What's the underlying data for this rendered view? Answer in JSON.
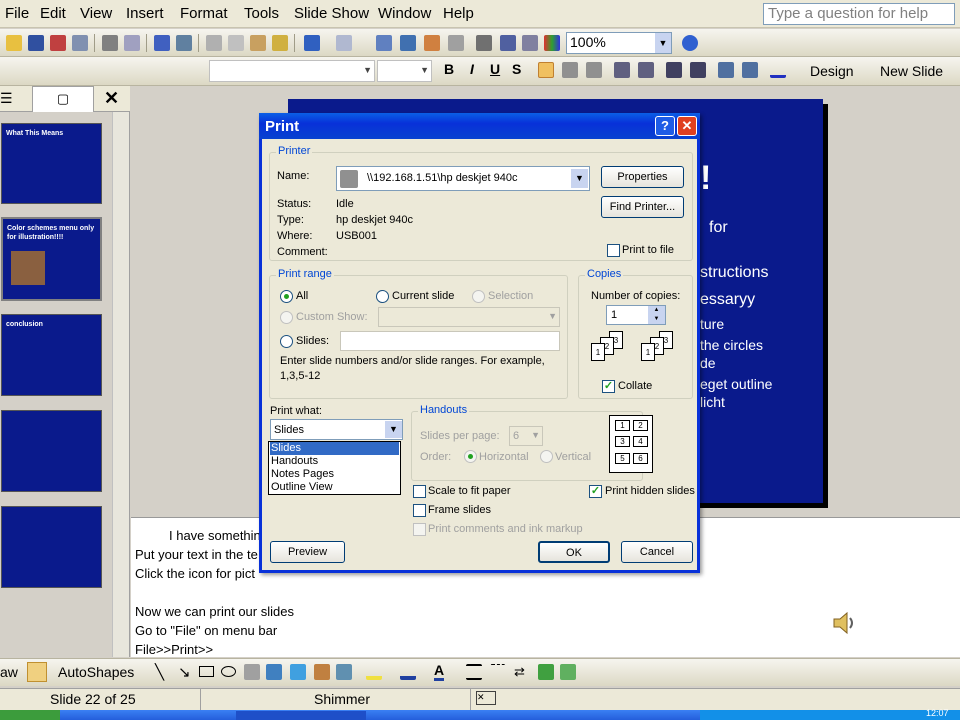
{
  "menubar": {
    "items": [
      "File",
      "Edit",
      "View",
      "Insert",
      "Format",
      "Tools",
      "Slide Show",
      "Window",
      "Help"
    ],
    "help_placeholder": "Type a question for help"
  },
  "toolbar": {
    "zoom": "100%",
    "design_label": "Design",
    "new_slide_label": "New Slide",
    "bold": "B",
    "italic": "I",
    "underline": "U",
    "shadow": "S"
  },
  "slides_panel": {
    "thumbs": [
      {
        "title": "What This Means"
      },
      {
        "title": "Color schemes menu only for illustration!!!!"
      },
      {
        "title": "conclusion"
      },
      {
        "title": ""
      },
      {
        "title": ""
      }
    ]
  },
  "slide": {
    "lines": [
      "!",
      "for",
      "structions",
      "essaryy",
      "ture",
      "the circles",
      "de",
      "eget outline",
      "licht"
    ]
  },
  "notes": {
    "lines": [
      "I have somethin",
      "Put your text in the te",
      "Click the icon for pict",
      "",
      "Now we can print our slides",
      "Go to \"File\" on menu bar",
      "File>>Print>>"
    ]
  },
  "drawbar": {
    "draw_label": "aw",
    "autoshapes_label": "AutoShapes"
  },
  "status": {
    "slide": "Slide 22 of 25",
    "design": "Shimmer"
  },
  "taskbar": {
    "time": "12:07"
  },
  "dialog": {
    "title": "Print",
    "printer": {
      "group": "Printer",
      "name_label": "Name:",
      "name_value": "\\\\192.168.1.51\\hp deskjet 940c",
      "status_label": "Status:",
      "status_value": "Idle",
      "type_label": "Type:",
      "type_value": "hp deskjet 940c",
      "where_label": "Where:",
      "where_value": "USB001",
      "comment_label": "Comment:",
      "properties_button": "Properties",
      "find_printer_button": "Find Printer...",
      "print_to_file": "Print to file"
    },
    "range": {
      "group": "Print range",
      "all": "All",
      "current": "Current slide",
      "selection": "Selection",
      "custom": "Custom Show:",
      "slides": "Slides:",
      "hint1": "Enter slide numbers and/or slide ranges. For example,",
      "hint2": "1,3,5-12"
    },
    "copies": {
      "group": "Copies",
      "number_label": "Number of copies:",
      "number_value": "1",
      "collate": "Collate"
    },
    "print_what": {
      "label": "Print what:",
      "value": "Slides",
      "options": [
        "Slides",
        "Handouts",
        "Notes Pages",
        "Outline View"
      ]
    },
    "handouts": {
      "group": "Handouts",
      "per_page_label": "Slides per page:",
      "per_page_value": "6",
      "order_label": "Order:",
      "horizontal": "Horizontal",
      "vertical": "Vertical"
    },
    "scale": "Scale to fit paper",
    "frame": "Frame slides",
    "comments": "Print comments and ink markup",
    "hidden": "Print hidden slides",
    "preview_button": "Preview",
    "ok_button": "OK",
    "cancel_button": "Cancel"
  }
}
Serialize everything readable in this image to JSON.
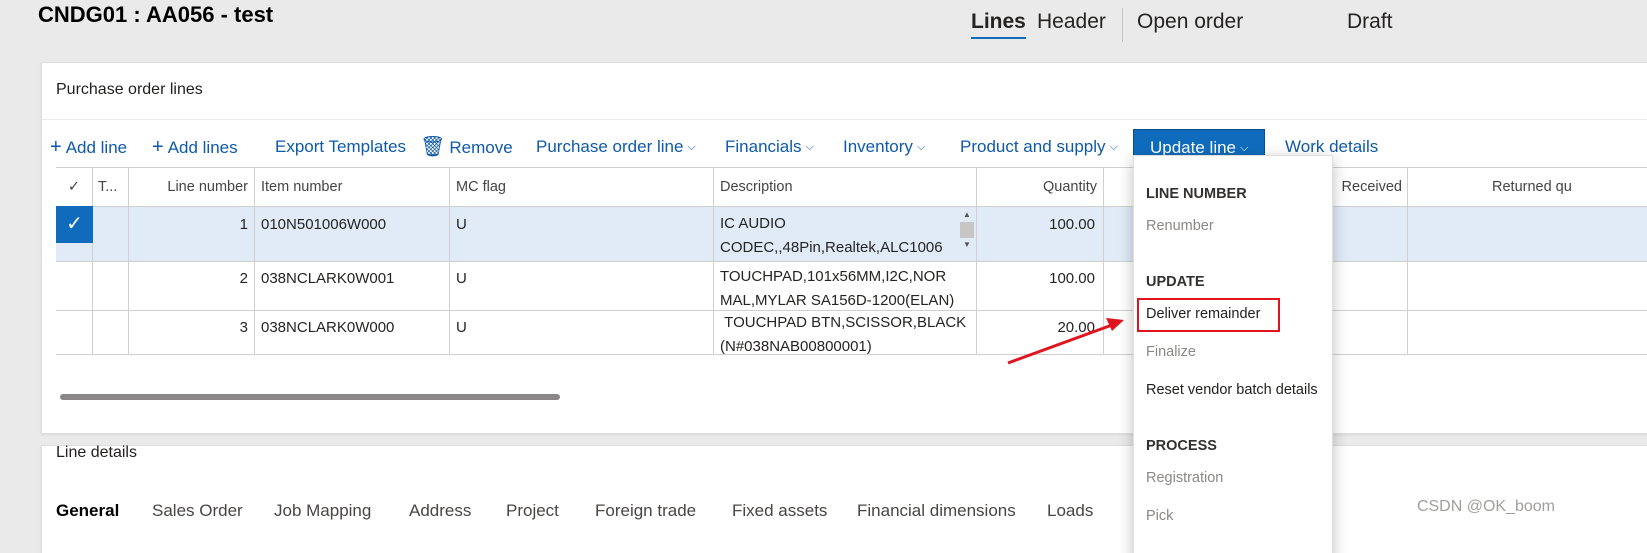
{
  "page": {
    "title": "CNDG01 : AA056 - test",
    "nav_tabs": [
      "Lines",
      "Header",
      "Open order",
      "Draft"
    ],
    "active_nav": "Lines"
  },
  "lines_panel": {
    "title": "Purchase order lines",
    "toolbar": {
      "add_line": "Add line",
      "add_lines": "Add lines",
      "export_templates": "Export Templates",
      "remove": "Remove",
      "purchase_order_line": "Purchase order line",
      "financials": "Financials",
      "inventory": "Inventory",
      "product_and_supply": "Product and supply",
      "update_line": "Update line",
      "work_details": "Work details"
    },
    "columns": [
      "T...",
      "Line number",
      "Item number",
      "MC flag",
      "Description",
      "Quantity",
      "Received",
      "Returned qu"
    ],
    "rows": [
      {
        "line": "1",
        "item": "010N501006W000",
        "mc": "U",
        "desc": "IC AUDIO CODEC,,48Pin,Realtek,ALC1006",
        "qty": "100.00",
        "selected": true
      },
      {
        "line": "2",
        "item": "038NCLARK0W001",
        "mc": "U",
        "desc": "TOUCHPAD,101x56MM,I2C,NOR MAL,MYLAR SA156D-1200(ELAN)",
        "qty": "100.00",
        "selected": false
      },
      {
        "line": "3",
        "item": "038NCLARK0W000",
        "mc": "U",
        "desc": " TOUCHPAD BTN,SCISSOR,BLACK (N#038NAB00800001)",
        "qty": "20.00",
        "selected": false
      }
    ]
  },
  "update_menu": {
    "sections": [
      {
        "header": "LINE NUMBER",
        "items": [
          {
            "label": "Renumber",
            "enabled": false
          }
        ]
      },
      {
        "header": "UPDATE",
        "items": [
          {
            "label": "Deliver remainder",
            "enabled": true,
            "highlighted": true
          },
          {
            "label": "Finalize",
            "enabled": false
          },
          {
            "label": "Reset vendor batch details",
            "enabled": true
          }
        ]
      },
      {
        "header": "PROCESS",
        "items": [
          {
            "label": "Registration",
            "enabled": false
          },
          {
            "label": "Pick",
            "enabled": false
          }
        ]
      }
    ]
  },
  "details_panel": {
    "title": "Line details",
    "tabs": [
      "General",
      "Sales Order",
      "Job Mapping",
      "Address",
      "Project",
      "Foreign trade",
      "Fixed assets",
      "Financial dimensions",
      "Loads"
    ],
    "active_tab": "General"
  },
  "watermark": "CSDN @OK_boom",
  "colors": {
    "accent": "#0f6cbd",
    "link": "#0f5aa8",
    "selected_row": "#e0ebf7",
    "annotation": "#e0141e"
  }
}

#### [GIVEN REQUEST]
Repeat the listing in full and exactly. Do not include any images.

#### [WORKED ANSWER]
What's the underlying data for this rendered view? Answer in JSON.
{
  "menubar": {
    "items": [
      "File",
      "Edit",
      "View",
      "Insert",
      "Format",
      "Tools",
      "Slide Show",
      "Window",
      "Help"
    ],
    "help_placeholder": "Type a question for help"
  },
  "toolbar": {
    "zoom": "100%",
    "design_label": "Design",
    "new_slide_label": "New Slide",
    "bold": "B",
    "italic": "I",
    "underline": "U",
    "shadow": "S"
  },
  "slides_panel": {
    "thumbs": [
      {
        "title": "What This Means"
      },
      {
        "title": "Color schemes menu only for illustration!!!!"
      },
      {
        "title": "conclusion"
      },
      {
        "title": ""
      },
      {
        "title": ""
      }
    ]
  },
  "slide": {
    "lines": [
      "!",
      "for",
      "structions",
      "essaryy",
      "ture",
      "the circles",
      "de",
      "eget outline",
      "licht"
    ]
  },
  "notes": {
    "lines": [
      "I have somethin",
      "Put your text in the te",
      "Click the icon for pict",
      "",
      "Now we can print our slides",
      "Go to \"File\" on menu bar",
      "File>>Print>>"
    ]
  },
  "drawbar": {
    "draw_label": "aw",
    "autoshapes_label": "AutoShapes"
  },
  "status": {
    "slide": "Slide 22 of 25",
    "design": "Shimmer"
  },
  "taskbar": {
    "time": "12:07"
  },
  "dialog": {
    "title": "Print",
    "printer": {
      "group": "Printer",
      "name_label": "Name:",
      "name_value": "\\\\192.168.1.51\\hp deskjet 940c",
      "status_label": "Status:",
      "status_value": "Idle",
      "type_label": "Type:",
      "type_value": "hp deskjet 940c",
      "where_label": "Where:",
      "where_value": "USB001",
      "comment_label": "Comment:",
      "properties_button": "Properties",
      "find_printer_button": "Find Printer...",
      "print_to_file": "Print to file"
    },
    "range": {
      "group": "Print range",
      "all": "All",
      "current": "Current slide",
      "selection": "Selection",
      "custom": "Custom Show:",
      "slides": "Slides:",
      "hint1": "Enter slide numbers and/or slide ranges. For example,",
      "hint2": "1,3,5-12"
    },
    "copies": {
      "group": "Copies",
      "number_label": "Number of copies:",
      "number_value": "1",
      "collate": "Collate"
    },
    "print_what": {
      "label": "Print what:",
      "value": "Slides",
      "options": [
        "Slides",
        "Handouts",
        "Notes Pages",
        "Outline View"
      ]
    },
    "handouts": {
      "group": "Handouts",
      "per_page_label": "Slides per page:",
      "per_page_value": "6",
      "order_label": "Order:",
      "horizontal": "Horizontal",
      "vertical": "Vertical"
    },
    "scale": "Scale to fit paper",
    "frame": "Frame slides",
    "comments": "Print comments and ink markup",
    "hidden": "Print hidden slides",
    "preview_button": "Preview",
    "ok_button": "OK",
    "cancel_button": "Cancel"
  }
}
Serialize everything readable in this image to JSON.
{
  "page": {
    "title": "CNDG01 : AA056 - test",
    "nav_tabs": [
      "Lines",
      "Header",
      "Open order",
      "Draft"
    ],
    "active_nav": "Lines"
  },
  "lines_panel": {
    "title": "Purchase order lines",
    "toolbar": {
      "add_line": "Add line",
      "add_lines": "Add lines",
      "export_templates": "Export Templates",
      "remove": "Remove",
      "purchase_order_line": "Purchase order line",
      "financials": "Financials",
      "inventory": "Inventory",
      "product_and_supply": "Product and supply",
      "update_line": "Update line",
      "work_details": "Work details"
    },
    "columns": [
      "T...",
      "Line number",
      "Item number",
      "MC flag",
      "Description",
      "Quantity",
      "Received",
      "Returned qu"
    ],
    "rows": [
      {
        "line": "1",
        "item": "010N501006W000",
        "mc": "U",
        "desc": "IC AUDIO CODEC,,48Pin,Realtek,ALC1006",
        "qty": "100.00",
        "selected": true
      },
      {
        "line": "2",
        "item": "038NCLARK0W001",
        "mc": "U",
        "desc": "TOUCHPAD,101x56MM,I2C,NOR MAL,MYLAR SA156D-1200(ELAN)",
        "qty": "100.00",
        "selected": false
      },
      {
        "line": "3",
        "item": "038NCLARK0W000",
        "mc": "U",
        "desc": " TOUCHPAD BTN,SCISSOR,BLACK (N#038NAB00800001)",
        "qty": "20.00",
        "selected": false
      }
    ]
  },
  "update_menu": {
    "sections": [
      {
        "header": "LINE NUMBER",
        "items": [
          {
            "label": "Renumber",
            "enabled": false
          }
        ]
      },
      {
        "header": "UPDATE",
        "items": [
          {
            "label": "Deliver remainder",
            "enabled": true,
            "highlighted": true
          },
          {
            "label": "Finalize",
            "enabled": false
          },
          {
            "label": "Reset vendor batch details",
            "enabled": true
          }
        ]
      },
      {
        "header": "PROCESS",
        "items": [
          {
            "label": "Registration",
            "enabled": false
          },
          {
            "label": "Pick",
            "enabled": false
          }
        ]
      }
    ]
  },
  "details_panel": {
    "title": "Line details",
    "tabs": [
      "General",
      "Sales Order",
      "Job Mapping",
      "Address",
      "Project",
      "Foreign trade",
      "Fixed assets",
      "Financial dimensions",
      "Loads"
    ],
    "active_tab": "General"
  },
  "watermark": "CSDN @OK_boom",
  "colors": {
    "accent": "#0f6cbd",
    "link": "#0f5aa8",
    "selected_row": "#e0ebf7",
    "annotation": "#e0141e"
  }
}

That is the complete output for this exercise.